INSTRUCTION: List each line of the data that holds the word "embrace".

PROVIDED DATA:
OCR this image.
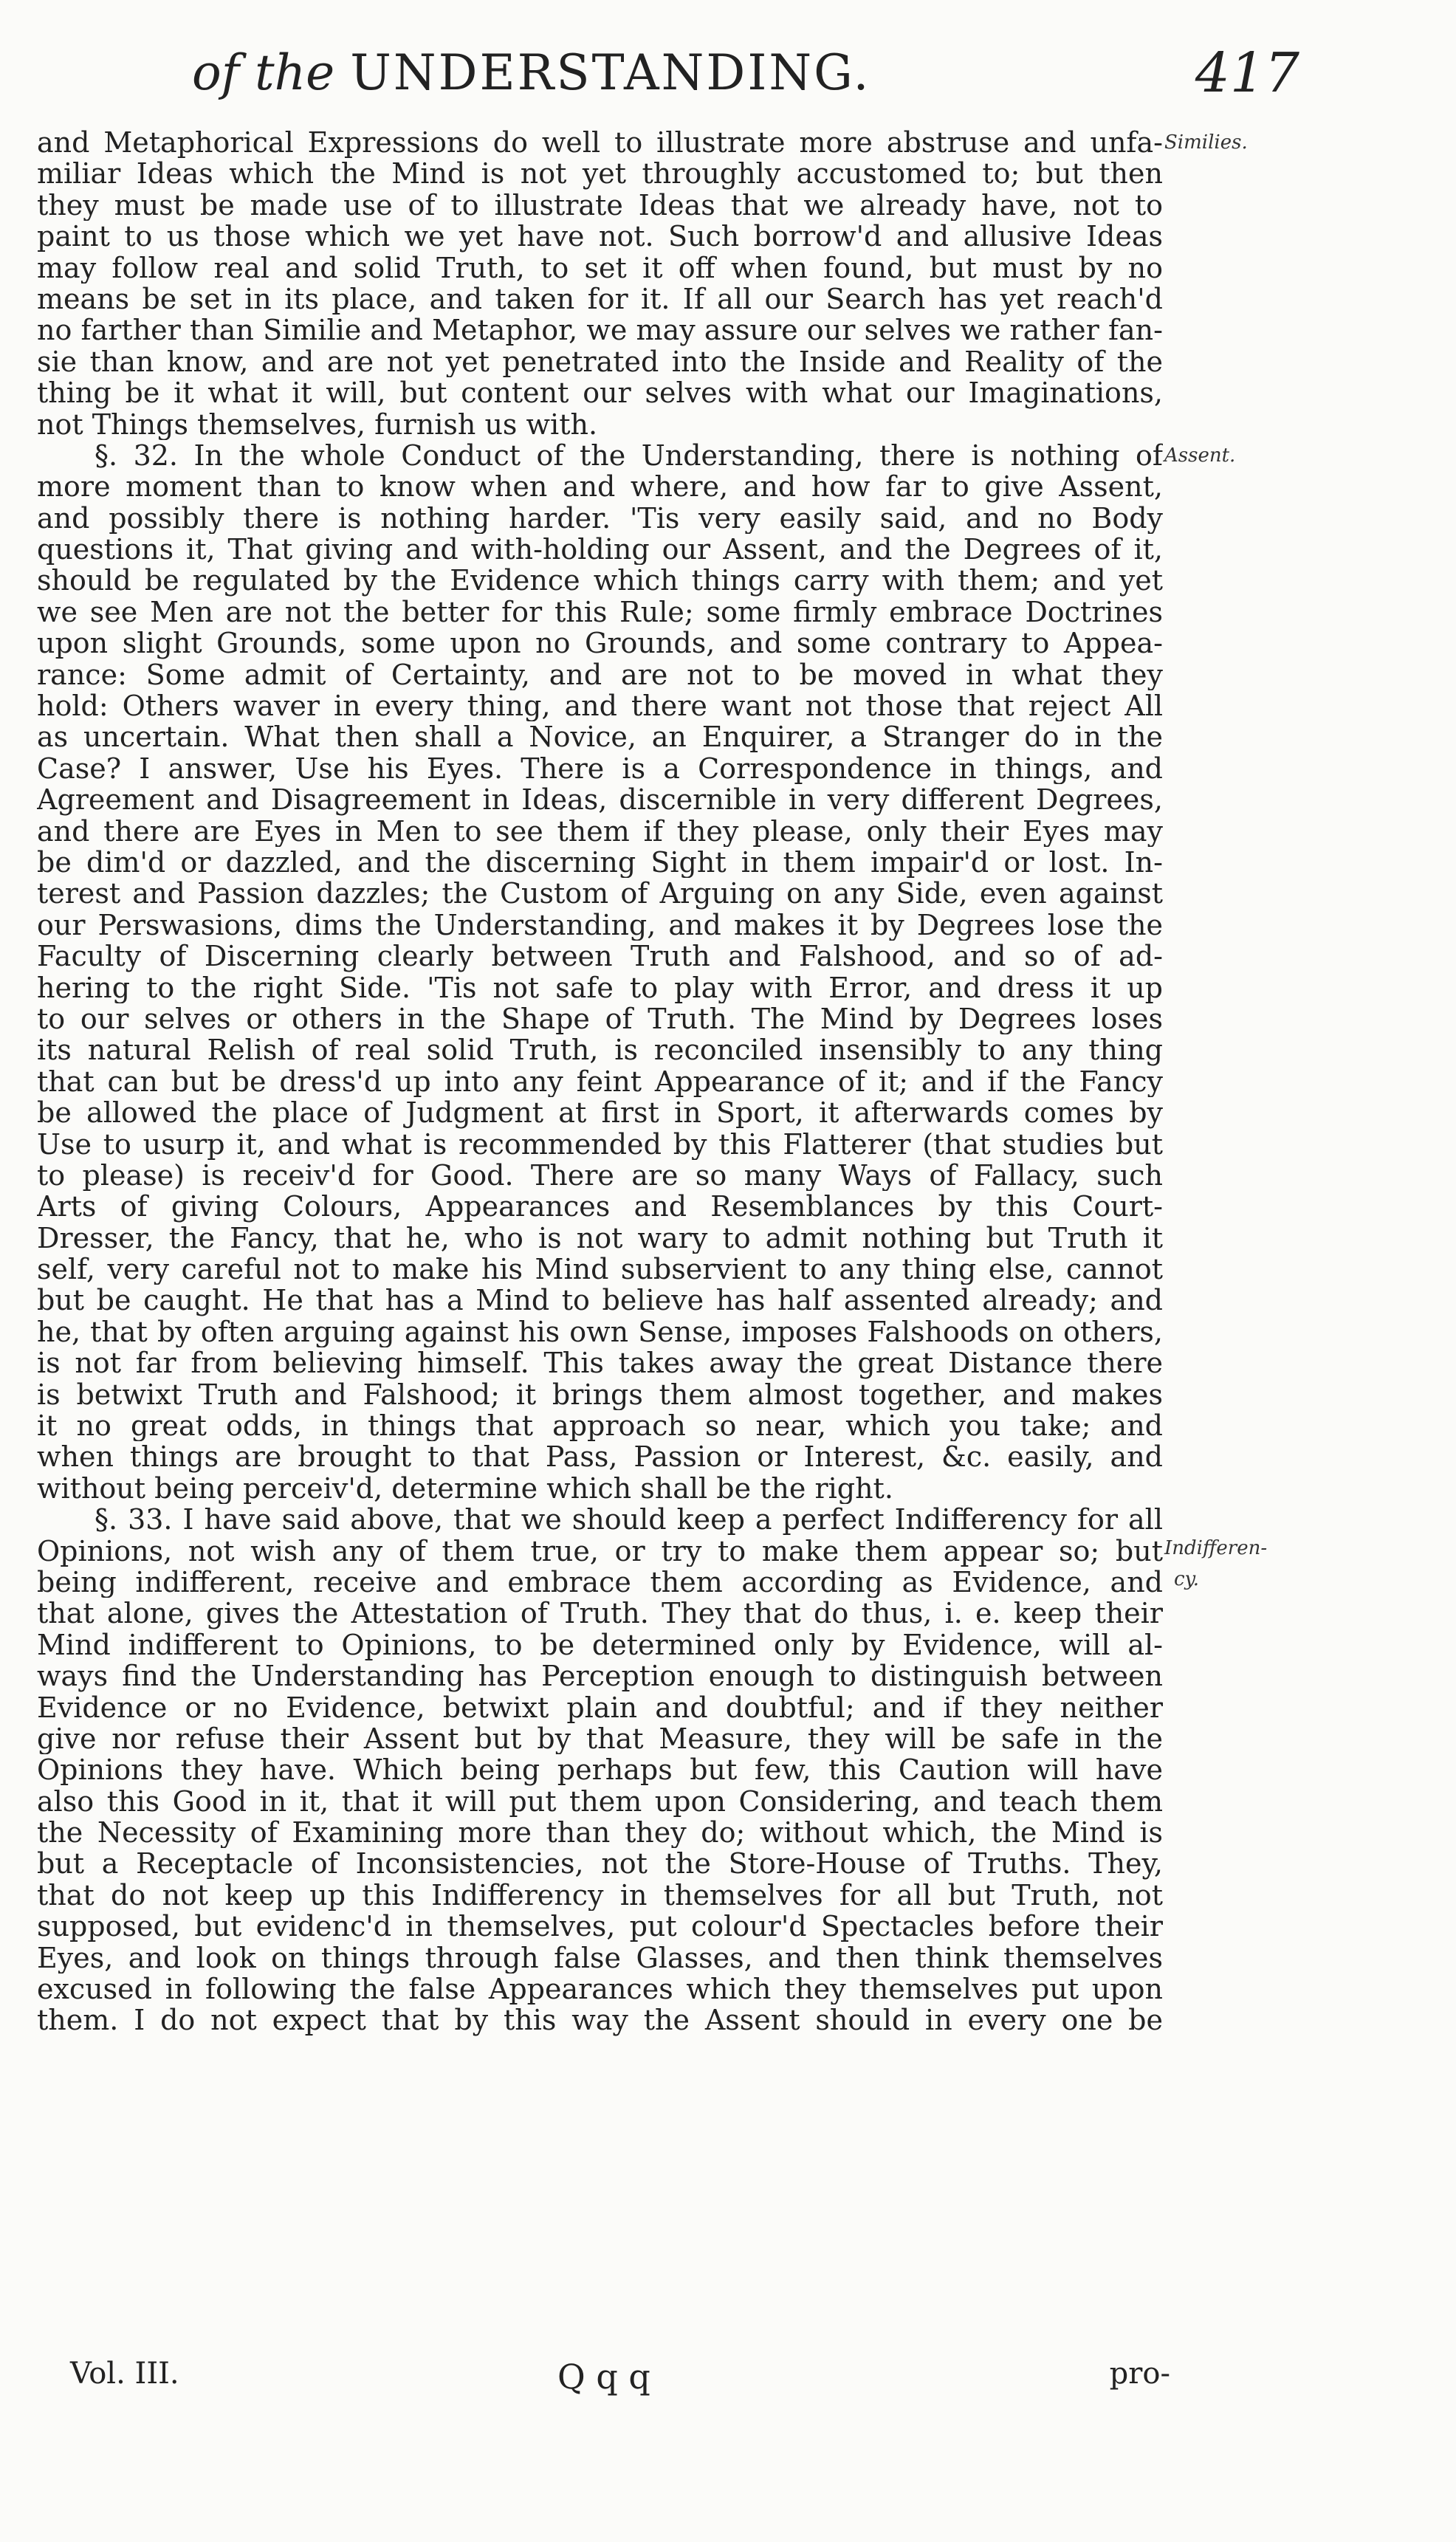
of the UNDERSTANDING.	417
Similies.
Assent.
Indifferen-
cy.
and Metaphorical Expressions do well to illustrate more abstruse and unfa-
miliar Ideas which the Mind is not yet throughly accustomed to; but then
they must be made use of to illustrate Ideas that we already have, not to
paint to us those which we yet have not. Such borrow'd and allusive Ideas
may follow real and solid Truth, to set it off when found, but must by no
means be set in its place, and taken for it. If all our Search has yet reach'd
no farther than Similie and Metaphor, we may assure our selves we rather fan-
sie than know, and are not yet penetrated into the Inside and Reality of the
thing be it what it will, but content our selves with what our Imaginations,
not Things themselves, furnish us with.
§. 32. In the whole Conduct of the Understanding, there is nothing of
more moment than to know when and where, and how far to give Assent,
and possibly there is nothing harder. 'Tis very easily said, and no Body
questions it, That giving and with-holding our Assent, and the Degrees of it,
should be regulated by the Evidence which things carry with them; and yet
we see Men are not the better for this Rule; some firmly embrace Doctrines
upon slight Grounds, some upon no Grounds, and some contrary to Appea-
rance: Some admit of Certainty, and are not to be moved in what they
hold: Others waver in every thing, and there want not those that reject All
as uncertain. What then shall a Novice, an Enquirer, a Stranger do in the
Case? I answer, Use his Eyes. There is a Correspondence in things, and
Agreement and Disagreement in Ideas, discernible in very different Degrees,
and there are Eyes in Men to see them if they please, only their Eyes may
be dim'd or dazzled, and the discerning Sight in them impair'd or lost. In-
terest and Passion dazzles; the Custom of Arguing on any Side, even against
our Perswasions, dims the Understanding, and makes it by Degrees lose the
Faculty of Discerning clearly between Truth and Falshood, and so of ad-
hering to the right Side. 'Tis not safe to play with Error, and dress it up
to our selves or others in the Shape of Truth. The Mind by Degrees loses
its natural Relish of real solid Truth, is reconciled insensibly to any thing
that can but be dress'd up into any feint Appearance of it; and if the Fancy
be allowed the place of Judgment at first in Sport, it afterwards comes by
Use to usurp it, and what is recommended by this Flatterer (that studies but
to please) is receiv'd for Good. There are so many Ways of Fallacy, such
Arts of giving Colours, Appearances and Resemblances by this Court-
Dresser, the Fancy, that he, who is not wary to admit nothing but Truth it
self, very careful not to make his Mind subservient to any thing else, cannot
but be caught. He that has a Mind to believe has half assented already; and
he, that by often arguing against his own Sense, imposes Falshoods on others,
is not far from believing himself. This takes away the great Distance there
is betwixt Truth and Falshood; it brings them almost together, and makes
it no great odds, in things that approach so near, which you take; and
when things are brought to that Pass, Passion or Interest, &c. easily, and
without being perceiv'd, determine which shall be the right.
§. 33. I have said above, that we should keep a perfect Indifferency for all
Opinions, not wish any of them true, or try to make them appear so; but
being indifferent, receive and embrace them according as Evidence, and
that alone, gives the Attestation of Truth. They that do thus, i. e. keep their
Mind indifferent to Opinions, to be determined only by Evidence, will al-
ways find the Understanding has Perception enough to distinguish between
Evidence or no Evidence, betwixt plain and doubtful; and if they neither
give nor refuse their Assent but by that Measure, they will be safe in the
Opinions they have. Which being perhaps but few, this Caution will have
also this Good in it, that it will put them upon Considering, and teach them
the Necessity of Examining more than they do; without which, the Mind is
but a Receptacle of Inconsistencies, not the Store-House of Truths. They,
that do not keep up this Indifferency in themselves for all but Truth, not
supposed, but evidenc'd in themselves, put colour'd Spectacles before their
Eyes, and look on things through false Glasses, and then think themselves
excused in following the false Appearances which they themselves put upon
them. I do not expect that by this way the Assent should in every one be
Vol. III.	Q q q	pro-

RESPONSE FOR THIS EXERCISE:
we see Men are not the better for this Rule; some firmly embrace Doctrines
being indifferent, receive and embrace them according as Evidence, and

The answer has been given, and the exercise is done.